#### Exercise directions
Of the lines in this material, how many contain "security"? Answer with a single number only.

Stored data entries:

▼

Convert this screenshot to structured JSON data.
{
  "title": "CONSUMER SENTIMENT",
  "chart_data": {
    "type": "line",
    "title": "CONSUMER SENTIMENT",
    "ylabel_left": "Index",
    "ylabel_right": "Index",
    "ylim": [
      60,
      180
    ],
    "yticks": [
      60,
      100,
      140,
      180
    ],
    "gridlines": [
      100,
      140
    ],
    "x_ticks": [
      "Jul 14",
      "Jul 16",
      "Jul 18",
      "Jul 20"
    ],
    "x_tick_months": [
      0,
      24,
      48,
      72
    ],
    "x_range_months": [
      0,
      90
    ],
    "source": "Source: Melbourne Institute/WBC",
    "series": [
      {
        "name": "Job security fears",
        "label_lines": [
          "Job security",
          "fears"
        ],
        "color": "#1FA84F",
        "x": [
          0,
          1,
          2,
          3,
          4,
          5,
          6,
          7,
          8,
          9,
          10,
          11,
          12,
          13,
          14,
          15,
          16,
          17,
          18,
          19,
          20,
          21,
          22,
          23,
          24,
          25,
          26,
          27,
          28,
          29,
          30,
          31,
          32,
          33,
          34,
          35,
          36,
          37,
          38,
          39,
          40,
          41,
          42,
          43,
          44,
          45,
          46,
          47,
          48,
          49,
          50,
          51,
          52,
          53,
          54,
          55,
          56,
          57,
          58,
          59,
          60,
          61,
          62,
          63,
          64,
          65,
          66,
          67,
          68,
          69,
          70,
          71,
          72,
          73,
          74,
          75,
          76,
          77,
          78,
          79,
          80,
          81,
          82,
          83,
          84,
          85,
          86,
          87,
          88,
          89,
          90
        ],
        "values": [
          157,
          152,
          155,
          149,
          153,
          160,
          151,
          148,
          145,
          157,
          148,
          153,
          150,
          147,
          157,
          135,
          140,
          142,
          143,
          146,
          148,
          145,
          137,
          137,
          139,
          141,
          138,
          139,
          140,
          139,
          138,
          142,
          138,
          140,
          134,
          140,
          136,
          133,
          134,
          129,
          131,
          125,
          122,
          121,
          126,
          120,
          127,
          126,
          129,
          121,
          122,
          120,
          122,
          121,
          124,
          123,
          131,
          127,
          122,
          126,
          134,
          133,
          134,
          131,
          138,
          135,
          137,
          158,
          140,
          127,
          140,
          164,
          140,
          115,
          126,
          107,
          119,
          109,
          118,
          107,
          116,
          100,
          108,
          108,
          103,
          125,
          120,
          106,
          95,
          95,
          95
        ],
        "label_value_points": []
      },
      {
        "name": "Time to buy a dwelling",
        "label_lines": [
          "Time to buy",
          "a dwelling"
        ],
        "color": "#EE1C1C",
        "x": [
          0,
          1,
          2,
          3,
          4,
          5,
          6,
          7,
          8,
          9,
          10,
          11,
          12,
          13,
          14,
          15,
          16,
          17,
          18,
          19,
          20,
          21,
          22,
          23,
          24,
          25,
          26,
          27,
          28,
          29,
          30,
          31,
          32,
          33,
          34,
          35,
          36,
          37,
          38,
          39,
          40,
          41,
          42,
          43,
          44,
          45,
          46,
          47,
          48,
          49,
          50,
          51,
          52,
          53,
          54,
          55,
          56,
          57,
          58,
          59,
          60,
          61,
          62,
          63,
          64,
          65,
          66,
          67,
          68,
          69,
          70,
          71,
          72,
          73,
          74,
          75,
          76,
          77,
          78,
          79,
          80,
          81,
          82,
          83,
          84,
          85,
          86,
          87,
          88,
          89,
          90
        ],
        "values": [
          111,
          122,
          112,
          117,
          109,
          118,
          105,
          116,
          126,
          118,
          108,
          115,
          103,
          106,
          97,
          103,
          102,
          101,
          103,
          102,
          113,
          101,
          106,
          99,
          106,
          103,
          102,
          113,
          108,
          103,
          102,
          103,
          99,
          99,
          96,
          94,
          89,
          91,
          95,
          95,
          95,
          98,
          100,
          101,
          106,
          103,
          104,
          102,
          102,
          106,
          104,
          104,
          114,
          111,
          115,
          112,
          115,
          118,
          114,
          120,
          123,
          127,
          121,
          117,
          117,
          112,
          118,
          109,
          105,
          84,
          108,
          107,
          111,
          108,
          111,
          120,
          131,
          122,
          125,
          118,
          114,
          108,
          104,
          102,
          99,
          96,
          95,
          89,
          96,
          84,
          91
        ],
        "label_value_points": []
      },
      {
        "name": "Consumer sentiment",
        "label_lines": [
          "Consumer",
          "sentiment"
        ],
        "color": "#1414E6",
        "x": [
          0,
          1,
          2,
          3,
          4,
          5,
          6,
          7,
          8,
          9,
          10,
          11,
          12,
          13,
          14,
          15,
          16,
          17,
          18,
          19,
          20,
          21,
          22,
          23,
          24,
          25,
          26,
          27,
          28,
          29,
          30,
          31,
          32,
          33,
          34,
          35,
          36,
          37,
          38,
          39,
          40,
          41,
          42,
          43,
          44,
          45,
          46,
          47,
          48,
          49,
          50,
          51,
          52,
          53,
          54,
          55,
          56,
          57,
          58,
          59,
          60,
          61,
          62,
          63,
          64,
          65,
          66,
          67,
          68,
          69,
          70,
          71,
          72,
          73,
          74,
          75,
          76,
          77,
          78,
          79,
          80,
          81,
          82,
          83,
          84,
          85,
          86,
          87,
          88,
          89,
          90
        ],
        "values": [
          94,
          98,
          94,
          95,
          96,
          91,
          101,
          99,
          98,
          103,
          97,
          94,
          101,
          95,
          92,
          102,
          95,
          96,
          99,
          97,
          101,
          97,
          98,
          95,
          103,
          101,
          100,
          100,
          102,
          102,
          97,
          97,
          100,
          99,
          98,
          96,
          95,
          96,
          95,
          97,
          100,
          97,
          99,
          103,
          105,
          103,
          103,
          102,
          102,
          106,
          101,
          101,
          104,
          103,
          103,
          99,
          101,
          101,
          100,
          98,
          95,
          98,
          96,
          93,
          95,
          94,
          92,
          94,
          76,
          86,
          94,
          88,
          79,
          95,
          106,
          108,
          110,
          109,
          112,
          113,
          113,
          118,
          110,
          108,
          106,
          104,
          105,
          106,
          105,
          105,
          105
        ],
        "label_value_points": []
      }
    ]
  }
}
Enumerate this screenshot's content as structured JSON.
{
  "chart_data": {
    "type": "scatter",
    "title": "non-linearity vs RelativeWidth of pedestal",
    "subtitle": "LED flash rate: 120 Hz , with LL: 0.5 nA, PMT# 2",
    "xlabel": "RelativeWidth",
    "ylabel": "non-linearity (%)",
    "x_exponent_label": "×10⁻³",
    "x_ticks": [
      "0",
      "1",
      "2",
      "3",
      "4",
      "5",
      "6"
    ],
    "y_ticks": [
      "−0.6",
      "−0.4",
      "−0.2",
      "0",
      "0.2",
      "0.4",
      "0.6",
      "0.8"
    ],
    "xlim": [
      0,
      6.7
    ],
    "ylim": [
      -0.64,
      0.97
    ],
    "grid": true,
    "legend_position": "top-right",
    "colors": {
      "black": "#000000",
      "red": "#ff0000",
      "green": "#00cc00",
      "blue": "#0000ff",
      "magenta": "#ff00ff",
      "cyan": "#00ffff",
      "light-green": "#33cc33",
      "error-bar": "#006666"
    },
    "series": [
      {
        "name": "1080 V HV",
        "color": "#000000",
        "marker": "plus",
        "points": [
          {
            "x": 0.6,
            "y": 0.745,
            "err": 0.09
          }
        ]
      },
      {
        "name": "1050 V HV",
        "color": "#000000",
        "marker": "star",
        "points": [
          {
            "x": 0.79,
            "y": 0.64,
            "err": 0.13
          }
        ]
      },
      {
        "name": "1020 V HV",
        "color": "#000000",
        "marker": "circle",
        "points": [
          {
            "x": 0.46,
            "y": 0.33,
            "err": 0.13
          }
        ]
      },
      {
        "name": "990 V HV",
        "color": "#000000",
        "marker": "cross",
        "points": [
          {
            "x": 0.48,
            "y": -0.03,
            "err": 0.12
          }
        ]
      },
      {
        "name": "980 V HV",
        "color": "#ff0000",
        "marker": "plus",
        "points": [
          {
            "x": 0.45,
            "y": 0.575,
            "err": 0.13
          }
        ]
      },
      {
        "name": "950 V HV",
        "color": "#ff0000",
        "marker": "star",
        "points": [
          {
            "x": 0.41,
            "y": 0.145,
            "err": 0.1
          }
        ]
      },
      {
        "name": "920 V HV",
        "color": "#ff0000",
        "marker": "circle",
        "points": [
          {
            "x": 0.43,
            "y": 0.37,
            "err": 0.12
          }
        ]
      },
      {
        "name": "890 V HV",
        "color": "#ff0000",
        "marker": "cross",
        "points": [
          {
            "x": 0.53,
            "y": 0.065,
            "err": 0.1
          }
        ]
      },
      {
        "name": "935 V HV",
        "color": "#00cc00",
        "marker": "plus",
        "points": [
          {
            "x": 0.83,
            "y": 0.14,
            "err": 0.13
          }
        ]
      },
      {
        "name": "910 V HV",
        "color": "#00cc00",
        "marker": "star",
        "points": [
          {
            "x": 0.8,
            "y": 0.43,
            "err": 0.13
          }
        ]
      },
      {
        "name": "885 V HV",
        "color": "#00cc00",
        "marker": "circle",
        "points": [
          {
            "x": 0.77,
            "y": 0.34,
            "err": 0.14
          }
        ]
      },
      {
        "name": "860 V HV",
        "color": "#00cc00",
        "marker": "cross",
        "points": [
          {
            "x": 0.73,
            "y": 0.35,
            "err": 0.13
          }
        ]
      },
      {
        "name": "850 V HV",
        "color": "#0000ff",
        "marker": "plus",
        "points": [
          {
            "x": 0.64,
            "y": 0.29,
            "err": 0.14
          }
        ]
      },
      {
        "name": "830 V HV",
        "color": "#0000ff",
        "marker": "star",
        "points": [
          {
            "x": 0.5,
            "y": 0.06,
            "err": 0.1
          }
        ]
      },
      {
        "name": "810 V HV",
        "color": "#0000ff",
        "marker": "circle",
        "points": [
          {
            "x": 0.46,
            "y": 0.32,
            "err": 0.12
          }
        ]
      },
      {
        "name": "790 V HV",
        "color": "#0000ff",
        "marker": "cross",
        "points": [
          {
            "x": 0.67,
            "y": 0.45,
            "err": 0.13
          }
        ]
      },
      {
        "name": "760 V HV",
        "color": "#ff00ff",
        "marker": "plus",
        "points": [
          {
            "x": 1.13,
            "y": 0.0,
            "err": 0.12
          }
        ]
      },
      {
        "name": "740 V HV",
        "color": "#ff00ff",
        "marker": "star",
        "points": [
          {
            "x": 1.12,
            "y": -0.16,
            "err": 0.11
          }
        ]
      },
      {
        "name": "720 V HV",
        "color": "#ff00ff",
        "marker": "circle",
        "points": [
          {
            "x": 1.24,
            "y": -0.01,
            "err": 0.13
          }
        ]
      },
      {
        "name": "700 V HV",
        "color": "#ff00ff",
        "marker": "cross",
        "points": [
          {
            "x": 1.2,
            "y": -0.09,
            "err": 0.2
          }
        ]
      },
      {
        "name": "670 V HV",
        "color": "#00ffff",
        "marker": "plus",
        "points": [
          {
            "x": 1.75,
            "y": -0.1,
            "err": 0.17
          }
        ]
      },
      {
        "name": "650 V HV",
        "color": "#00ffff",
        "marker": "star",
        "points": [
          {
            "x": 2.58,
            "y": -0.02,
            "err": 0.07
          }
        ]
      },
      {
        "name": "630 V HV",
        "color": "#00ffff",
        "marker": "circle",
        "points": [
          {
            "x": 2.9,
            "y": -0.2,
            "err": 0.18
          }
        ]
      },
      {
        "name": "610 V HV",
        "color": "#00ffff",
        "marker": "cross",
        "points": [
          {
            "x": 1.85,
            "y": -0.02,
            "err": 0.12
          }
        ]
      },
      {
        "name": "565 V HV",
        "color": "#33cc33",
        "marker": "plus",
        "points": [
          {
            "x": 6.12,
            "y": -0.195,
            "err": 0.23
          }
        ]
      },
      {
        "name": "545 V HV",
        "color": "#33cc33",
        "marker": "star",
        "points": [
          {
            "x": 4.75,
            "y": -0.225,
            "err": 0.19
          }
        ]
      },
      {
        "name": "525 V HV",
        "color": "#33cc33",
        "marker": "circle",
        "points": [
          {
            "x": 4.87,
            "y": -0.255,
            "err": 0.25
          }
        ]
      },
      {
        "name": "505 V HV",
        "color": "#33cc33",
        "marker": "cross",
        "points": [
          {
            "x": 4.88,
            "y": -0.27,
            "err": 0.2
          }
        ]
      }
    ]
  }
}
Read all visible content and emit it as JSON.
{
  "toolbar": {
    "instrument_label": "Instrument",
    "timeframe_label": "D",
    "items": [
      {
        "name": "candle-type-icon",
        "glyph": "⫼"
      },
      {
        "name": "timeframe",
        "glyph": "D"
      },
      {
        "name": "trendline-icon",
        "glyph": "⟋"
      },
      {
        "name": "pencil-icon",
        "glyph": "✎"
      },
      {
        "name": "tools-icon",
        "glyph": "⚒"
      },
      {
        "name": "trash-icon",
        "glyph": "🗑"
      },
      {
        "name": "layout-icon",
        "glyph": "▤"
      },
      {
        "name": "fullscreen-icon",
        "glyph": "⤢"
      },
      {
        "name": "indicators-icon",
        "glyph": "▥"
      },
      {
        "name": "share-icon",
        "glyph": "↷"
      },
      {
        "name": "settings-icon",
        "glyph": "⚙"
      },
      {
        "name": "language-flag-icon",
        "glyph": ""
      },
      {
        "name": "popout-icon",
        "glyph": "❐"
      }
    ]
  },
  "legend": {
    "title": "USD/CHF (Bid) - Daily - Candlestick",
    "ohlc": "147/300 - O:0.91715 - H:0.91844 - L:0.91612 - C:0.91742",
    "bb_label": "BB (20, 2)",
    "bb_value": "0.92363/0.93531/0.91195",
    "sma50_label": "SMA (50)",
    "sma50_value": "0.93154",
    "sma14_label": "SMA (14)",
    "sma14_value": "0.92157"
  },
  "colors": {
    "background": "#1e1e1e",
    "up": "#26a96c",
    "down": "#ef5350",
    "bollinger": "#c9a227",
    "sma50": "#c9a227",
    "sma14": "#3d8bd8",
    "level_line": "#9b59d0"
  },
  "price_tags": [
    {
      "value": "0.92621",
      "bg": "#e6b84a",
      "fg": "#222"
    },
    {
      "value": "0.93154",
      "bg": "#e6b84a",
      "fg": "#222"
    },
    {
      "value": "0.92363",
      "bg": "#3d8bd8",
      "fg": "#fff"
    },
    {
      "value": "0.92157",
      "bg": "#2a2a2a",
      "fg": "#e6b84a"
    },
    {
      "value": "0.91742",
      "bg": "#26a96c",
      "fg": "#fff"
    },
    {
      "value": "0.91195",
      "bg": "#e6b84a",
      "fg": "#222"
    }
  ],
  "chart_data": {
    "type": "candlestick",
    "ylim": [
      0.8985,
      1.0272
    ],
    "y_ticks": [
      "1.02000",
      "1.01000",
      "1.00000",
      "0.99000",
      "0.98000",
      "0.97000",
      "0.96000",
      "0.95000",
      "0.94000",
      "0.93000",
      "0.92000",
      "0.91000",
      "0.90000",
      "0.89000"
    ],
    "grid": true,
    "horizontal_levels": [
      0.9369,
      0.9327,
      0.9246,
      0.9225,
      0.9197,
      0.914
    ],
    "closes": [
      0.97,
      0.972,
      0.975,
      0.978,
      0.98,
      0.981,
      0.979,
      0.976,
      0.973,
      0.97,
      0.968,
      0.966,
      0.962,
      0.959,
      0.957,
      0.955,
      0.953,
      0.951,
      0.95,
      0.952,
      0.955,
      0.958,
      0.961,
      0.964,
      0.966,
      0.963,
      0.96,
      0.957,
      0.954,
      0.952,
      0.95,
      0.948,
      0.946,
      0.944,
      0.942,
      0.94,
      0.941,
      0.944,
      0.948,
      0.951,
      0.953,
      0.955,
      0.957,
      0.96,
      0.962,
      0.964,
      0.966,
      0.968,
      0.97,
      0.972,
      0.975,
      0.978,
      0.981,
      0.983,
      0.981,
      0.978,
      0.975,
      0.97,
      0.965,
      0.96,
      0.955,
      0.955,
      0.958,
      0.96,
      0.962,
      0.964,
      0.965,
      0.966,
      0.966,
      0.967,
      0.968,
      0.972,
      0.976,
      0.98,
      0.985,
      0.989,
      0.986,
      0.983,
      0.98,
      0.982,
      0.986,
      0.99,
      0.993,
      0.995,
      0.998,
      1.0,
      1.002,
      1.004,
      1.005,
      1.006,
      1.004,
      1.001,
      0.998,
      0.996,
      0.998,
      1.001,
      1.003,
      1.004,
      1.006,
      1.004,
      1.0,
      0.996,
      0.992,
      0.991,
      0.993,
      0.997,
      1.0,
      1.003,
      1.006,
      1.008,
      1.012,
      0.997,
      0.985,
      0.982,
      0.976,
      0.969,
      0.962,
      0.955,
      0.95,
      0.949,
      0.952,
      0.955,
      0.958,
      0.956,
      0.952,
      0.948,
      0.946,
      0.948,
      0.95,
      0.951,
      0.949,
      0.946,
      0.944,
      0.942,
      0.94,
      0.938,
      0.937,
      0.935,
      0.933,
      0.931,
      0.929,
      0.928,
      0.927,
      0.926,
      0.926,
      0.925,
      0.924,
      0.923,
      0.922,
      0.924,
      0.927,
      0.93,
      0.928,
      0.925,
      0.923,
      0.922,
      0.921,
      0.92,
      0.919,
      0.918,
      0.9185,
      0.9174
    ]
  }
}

▲

#### Response to this task
2